======== Data section
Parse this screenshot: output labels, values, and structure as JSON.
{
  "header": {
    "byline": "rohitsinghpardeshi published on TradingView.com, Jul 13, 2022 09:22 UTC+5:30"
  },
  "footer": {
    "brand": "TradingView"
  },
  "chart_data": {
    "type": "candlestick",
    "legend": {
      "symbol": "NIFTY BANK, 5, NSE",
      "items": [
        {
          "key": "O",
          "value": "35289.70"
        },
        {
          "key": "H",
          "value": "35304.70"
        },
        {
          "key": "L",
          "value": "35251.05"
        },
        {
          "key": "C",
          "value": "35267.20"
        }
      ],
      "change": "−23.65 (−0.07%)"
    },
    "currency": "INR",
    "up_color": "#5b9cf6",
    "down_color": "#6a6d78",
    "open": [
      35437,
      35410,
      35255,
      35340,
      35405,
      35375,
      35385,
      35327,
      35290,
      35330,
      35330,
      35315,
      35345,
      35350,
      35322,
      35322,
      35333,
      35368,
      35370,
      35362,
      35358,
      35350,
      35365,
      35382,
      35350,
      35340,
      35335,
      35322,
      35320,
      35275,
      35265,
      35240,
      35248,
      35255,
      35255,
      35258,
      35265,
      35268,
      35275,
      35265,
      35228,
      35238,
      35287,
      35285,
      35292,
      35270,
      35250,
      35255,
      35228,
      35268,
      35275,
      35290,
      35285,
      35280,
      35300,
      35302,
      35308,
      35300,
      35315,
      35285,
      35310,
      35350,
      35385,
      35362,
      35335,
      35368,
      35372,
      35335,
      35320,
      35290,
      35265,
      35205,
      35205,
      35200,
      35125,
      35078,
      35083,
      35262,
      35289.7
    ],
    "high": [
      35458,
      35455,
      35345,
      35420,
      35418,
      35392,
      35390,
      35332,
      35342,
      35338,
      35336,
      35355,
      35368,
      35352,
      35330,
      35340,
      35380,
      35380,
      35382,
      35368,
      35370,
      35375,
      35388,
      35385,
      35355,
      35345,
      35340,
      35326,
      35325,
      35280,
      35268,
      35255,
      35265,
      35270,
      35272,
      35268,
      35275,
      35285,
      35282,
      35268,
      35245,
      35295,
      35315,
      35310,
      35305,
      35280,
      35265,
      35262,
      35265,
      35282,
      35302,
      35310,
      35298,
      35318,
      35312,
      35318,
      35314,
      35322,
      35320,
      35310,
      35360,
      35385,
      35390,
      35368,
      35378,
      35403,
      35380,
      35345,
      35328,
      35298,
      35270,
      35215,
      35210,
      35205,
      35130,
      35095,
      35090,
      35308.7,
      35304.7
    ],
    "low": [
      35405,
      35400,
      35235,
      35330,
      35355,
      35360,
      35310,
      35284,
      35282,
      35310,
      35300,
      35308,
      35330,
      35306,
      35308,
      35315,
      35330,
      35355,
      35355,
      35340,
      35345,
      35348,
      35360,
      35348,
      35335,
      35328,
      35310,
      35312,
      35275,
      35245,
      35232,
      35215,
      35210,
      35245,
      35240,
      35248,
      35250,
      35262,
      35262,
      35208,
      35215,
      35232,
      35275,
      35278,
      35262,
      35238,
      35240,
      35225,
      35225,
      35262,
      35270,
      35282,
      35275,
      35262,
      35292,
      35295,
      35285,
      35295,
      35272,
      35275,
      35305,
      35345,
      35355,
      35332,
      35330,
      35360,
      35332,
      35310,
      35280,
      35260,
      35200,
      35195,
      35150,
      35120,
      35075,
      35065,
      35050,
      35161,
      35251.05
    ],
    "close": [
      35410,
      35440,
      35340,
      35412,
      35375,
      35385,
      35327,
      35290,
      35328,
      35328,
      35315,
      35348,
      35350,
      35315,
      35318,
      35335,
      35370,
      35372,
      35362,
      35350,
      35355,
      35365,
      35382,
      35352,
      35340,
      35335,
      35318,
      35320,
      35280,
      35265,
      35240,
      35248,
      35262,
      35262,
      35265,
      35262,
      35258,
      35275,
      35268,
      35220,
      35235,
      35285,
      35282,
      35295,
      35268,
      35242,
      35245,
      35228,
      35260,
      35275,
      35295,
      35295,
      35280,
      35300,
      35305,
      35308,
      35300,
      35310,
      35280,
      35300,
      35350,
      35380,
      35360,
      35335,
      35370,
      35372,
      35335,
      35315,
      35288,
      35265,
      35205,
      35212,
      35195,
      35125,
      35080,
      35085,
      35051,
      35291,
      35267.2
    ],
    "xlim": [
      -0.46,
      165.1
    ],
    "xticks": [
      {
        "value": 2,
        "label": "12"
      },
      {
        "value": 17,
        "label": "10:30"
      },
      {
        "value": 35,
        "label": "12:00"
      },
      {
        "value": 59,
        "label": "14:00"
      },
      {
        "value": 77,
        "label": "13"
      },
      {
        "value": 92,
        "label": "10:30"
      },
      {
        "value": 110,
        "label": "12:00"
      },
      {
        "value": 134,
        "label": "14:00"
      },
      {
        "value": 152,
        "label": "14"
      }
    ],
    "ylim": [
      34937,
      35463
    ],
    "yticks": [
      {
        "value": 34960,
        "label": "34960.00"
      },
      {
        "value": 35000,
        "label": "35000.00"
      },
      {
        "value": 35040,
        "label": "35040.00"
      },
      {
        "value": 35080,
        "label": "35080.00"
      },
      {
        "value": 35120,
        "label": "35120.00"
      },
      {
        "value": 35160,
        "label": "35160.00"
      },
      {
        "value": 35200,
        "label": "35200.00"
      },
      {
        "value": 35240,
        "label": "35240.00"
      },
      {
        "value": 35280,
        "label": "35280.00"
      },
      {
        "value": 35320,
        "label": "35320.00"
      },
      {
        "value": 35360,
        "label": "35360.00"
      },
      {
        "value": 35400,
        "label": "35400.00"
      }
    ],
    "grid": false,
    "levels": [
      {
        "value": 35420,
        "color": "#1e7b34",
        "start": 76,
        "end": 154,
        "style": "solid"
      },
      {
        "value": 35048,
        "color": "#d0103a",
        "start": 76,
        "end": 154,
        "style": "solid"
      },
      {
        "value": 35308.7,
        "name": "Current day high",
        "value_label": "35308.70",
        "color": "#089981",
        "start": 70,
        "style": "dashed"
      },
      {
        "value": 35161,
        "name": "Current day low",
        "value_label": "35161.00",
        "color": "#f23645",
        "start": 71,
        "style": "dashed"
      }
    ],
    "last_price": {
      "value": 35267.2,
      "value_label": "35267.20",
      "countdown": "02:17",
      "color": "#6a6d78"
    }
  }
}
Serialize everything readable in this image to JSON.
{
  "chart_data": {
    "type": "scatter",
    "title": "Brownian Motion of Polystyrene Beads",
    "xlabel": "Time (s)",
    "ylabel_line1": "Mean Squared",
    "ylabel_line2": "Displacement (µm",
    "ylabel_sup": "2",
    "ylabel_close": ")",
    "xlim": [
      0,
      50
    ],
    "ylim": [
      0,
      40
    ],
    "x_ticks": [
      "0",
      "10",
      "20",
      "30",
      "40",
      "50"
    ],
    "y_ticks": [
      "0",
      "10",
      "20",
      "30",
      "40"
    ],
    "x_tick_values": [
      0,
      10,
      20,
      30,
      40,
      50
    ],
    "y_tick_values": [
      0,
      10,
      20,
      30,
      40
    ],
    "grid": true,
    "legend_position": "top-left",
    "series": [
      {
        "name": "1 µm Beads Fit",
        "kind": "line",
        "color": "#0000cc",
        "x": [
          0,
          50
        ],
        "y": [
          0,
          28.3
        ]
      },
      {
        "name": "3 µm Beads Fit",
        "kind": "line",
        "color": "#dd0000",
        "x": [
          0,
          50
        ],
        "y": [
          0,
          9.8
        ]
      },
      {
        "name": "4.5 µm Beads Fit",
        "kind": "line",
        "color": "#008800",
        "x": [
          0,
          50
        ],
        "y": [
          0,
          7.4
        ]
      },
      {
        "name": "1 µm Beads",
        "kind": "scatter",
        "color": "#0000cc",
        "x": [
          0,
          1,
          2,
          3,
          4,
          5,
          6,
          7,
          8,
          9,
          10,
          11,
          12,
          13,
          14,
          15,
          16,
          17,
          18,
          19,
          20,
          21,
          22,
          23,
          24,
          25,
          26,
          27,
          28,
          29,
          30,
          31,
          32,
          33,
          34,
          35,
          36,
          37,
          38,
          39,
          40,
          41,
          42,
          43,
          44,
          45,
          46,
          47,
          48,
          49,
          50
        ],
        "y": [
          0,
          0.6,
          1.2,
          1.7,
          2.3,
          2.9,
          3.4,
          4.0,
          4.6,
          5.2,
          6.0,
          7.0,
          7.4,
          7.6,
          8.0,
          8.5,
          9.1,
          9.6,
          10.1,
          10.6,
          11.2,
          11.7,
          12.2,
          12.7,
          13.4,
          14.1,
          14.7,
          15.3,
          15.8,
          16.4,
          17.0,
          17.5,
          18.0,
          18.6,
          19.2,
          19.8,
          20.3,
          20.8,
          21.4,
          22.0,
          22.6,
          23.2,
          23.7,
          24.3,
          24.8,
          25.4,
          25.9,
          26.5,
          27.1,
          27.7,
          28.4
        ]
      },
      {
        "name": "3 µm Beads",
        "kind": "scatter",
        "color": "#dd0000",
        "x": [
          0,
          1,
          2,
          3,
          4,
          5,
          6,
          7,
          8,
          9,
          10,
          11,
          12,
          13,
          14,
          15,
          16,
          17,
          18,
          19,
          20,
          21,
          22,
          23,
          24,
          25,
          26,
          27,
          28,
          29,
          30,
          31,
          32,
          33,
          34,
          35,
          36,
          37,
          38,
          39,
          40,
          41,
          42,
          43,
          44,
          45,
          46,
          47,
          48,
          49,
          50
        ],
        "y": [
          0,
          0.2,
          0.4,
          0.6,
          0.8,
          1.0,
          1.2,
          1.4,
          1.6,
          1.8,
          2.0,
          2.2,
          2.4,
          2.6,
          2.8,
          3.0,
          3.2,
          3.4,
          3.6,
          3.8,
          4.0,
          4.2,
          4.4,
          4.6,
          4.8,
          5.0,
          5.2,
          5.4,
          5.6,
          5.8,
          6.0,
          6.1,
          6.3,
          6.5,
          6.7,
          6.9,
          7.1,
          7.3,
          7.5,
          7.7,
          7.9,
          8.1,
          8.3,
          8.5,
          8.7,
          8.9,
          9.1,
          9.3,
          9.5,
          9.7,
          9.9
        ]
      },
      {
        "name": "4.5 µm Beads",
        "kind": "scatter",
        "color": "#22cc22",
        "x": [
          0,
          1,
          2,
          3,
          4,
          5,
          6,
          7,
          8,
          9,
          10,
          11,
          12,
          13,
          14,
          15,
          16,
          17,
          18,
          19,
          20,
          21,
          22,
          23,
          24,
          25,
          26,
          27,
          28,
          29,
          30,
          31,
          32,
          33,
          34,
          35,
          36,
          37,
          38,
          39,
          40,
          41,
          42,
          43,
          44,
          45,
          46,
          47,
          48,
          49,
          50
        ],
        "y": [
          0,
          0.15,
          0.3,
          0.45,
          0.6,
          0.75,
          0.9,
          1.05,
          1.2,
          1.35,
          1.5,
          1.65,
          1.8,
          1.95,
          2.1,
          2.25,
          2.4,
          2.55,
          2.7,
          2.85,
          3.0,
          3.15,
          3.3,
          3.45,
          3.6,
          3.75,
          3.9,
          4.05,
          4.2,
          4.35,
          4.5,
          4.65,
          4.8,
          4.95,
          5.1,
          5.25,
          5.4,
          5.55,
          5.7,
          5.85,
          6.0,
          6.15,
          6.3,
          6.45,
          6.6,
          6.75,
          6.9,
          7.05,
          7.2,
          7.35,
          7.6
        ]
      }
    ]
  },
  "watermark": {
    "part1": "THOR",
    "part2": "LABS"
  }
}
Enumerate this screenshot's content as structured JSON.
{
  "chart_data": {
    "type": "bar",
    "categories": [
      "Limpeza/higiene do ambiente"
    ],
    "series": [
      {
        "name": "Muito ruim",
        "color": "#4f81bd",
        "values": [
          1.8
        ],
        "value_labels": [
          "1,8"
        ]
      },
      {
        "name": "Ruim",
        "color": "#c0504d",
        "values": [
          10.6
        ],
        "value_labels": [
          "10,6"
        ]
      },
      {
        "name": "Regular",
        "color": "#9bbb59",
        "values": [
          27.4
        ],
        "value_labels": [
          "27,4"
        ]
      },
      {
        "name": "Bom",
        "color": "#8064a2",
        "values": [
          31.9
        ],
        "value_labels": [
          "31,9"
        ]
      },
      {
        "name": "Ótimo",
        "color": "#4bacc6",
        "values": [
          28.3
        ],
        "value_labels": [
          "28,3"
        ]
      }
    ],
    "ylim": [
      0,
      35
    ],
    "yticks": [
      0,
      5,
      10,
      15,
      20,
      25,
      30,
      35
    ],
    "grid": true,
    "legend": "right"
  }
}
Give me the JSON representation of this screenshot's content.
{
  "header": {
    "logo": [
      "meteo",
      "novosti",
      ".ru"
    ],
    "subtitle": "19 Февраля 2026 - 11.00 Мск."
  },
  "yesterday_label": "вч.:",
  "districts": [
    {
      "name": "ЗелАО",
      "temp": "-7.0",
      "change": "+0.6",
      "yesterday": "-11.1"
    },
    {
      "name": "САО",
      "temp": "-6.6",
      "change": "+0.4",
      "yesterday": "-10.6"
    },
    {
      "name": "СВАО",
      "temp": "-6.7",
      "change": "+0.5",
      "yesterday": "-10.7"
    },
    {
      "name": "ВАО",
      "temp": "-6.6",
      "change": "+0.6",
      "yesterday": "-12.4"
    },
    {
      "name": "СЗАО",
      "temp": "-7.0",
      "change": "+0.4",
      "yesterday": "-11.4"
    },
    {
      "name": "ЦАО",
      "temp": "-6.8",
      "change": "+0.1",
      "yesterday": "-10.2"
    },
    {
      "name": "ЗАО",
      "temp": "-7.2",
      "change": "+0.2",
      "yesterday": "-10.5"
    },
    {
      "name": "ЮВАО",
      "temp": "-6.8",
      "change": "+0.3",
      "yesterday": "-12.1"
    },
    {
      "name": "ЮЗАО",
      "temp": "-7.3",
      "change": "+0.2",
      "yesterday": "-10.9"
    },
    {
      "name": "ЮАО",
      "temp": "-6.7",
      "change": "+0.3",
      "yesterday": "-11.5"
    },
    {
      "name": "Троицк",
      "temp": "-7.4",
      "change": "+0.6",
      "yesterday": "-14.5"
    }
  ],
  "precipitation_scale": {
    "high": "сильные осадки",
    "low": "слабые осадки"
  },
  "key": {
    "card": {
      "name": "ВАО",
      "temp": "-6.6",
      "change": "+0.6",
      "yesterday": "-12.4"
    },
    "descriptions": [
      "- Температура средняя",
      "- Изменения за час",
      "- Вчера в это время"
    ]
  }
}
================
_Requirement:_ Scan the material above. Return every line containing the string "type".

_Answer in full:_
    "type": "candlestick",
    "type": "scatter",
    "type": "bar",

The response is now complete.